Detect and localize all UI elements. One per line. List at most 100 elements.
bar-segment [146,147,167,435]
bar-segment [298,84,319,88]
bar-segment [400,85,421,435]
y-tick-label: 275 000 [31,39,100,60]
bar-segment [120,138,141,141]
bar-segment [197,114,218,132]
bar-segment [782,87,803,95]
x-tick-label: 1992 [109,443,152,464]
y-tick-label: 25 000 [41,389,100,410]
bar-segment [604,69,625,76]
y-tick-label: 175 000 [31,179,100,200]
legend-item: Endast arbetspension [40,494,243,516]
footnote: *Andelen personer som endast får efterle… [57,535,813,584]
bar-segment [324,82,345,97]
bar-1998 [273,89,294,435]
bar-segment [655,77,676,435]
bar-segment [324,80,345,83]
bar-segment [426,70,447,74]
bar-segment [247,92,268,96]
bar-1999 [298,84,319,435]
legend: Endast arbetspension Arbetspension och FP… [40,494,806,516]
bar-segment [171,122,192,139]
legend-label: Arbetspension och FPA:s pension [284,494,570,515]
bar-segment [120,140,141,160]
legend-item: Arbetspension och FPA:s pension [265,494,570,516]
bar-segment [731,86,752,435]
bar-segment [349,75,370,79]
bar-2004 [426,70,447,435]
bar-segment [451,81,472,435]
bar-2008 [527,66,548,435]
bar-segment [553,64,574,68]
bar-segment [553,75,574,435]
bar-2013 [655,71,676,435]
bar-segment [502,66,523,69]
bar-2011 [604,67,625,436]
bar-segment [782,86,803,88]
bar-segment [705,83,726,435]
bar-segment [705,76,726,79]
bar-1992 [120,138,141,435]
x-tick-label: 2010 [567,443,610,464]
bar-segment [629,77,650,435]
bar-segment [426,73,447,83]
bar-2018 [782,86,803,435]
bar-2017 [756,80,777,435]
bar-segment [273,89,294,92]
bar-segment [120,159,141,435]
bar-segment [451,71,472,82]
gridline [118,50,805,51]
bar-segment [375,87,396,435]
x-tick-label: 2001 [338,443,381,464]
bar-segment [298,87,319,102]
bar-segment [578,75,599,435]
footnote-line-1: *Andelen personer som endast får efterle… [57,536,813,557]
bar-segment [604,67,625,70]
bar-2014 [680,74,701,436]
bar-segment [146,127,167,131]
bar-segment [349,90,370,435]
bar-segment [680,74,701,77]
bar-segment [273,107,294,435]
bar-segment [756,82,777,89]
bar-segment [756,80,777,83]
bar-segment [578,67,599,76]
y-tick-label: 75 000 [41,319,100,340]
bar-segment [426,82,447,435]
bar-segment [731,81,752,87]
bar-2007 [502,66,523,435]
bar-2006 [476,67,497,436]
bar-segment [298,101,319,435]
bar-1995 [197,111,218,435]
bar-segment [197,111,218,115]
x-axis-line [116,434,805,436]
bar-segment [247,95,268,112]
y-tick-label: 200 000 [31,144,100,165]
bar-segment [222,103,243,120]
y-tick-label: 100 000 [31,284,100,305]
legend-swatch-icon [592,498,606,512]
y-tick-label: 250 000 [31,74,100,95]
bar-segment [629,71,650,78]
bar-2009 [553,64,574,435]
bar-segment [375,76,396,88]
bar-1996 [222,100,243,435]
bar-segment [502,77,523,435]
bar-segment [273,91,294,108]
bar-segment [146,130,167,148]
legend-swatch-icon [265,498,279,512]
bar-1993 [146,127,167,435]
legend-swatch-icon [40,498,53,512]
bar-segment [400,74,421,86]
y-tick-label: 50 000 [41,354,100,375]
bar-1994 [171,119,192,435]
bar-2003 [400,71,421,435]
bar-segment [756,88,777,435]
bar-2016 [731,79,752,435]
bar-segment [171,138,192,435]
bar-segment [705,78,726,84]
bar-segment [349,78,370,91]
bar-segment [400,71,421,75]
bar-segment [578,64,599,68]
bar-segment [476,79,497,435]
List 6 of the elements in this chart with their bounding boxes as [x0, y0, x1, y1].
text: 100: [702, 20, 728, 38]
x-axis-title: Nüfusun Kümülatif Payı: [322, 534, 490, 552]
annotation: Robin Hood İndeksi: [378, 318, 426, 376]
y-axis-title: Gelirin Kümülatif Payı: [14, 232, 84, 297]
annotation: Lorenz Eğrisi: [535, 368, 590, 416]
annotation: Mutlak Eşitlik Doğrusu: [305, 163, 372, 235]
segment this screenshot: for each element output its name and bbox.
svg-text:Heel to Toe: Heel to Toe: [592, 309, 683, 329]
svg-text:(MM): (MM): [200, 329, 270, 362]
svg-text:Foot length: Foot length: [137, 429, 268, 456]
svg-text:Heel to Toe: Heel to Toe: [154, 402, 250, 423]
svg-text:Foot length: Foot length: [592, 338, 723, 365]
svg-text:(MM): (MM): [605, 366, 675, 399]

● ● ● ● ●

WRITTEN EXERCISE:
Rewrite the stretch from the start of the records through the line containing "legend: Endast arbetspension", replacing "bar-segment" with "stacked-bar-segment" and leaving everything else unchanged. Give only those lines.

THE RESPONSE:
Detect and localize all UI elements. One per line. List at most 100 elements.
stacked-bar-segment [146,147,167,435]
stacked-bar-segment [298,84,319,88]
stacked-bar-segment [400,85,421,435]
y-tick-label: 275 000 [31,39,100,60]
stacked-bar-segment [120,138,141,141]
stacked-bar-segment [197,114,218,132]
stacked-bar-segment [782,87,803,95]
x-tick-label: 1992 [109,443,152,464]
y-tick-label: 25 000 [41,389,100,410]
stacked-bar-segment [604,69,625,76]
y-tick-label: 175 000 [31,179,100,200]
legend-item: Endast arbetspension [40,494,243,516]
footnote: *Andelen personer som endast får efterle… [57,535,813,584]
stacked-bar-segment [324,82,345,97]
bar-1998 [273,89,294,435]
stacked-bar-segment [655,77,676,435]
stacked-bar-segment [324,80,345,83]
stacked-bar-segment [426,70,447,74]
stacked-bar-segment [247,92,268,96]
bar-1999 [298,84,319,435]
legend: Endast arbetspension Arbetspension och FP… [40,494,806,516]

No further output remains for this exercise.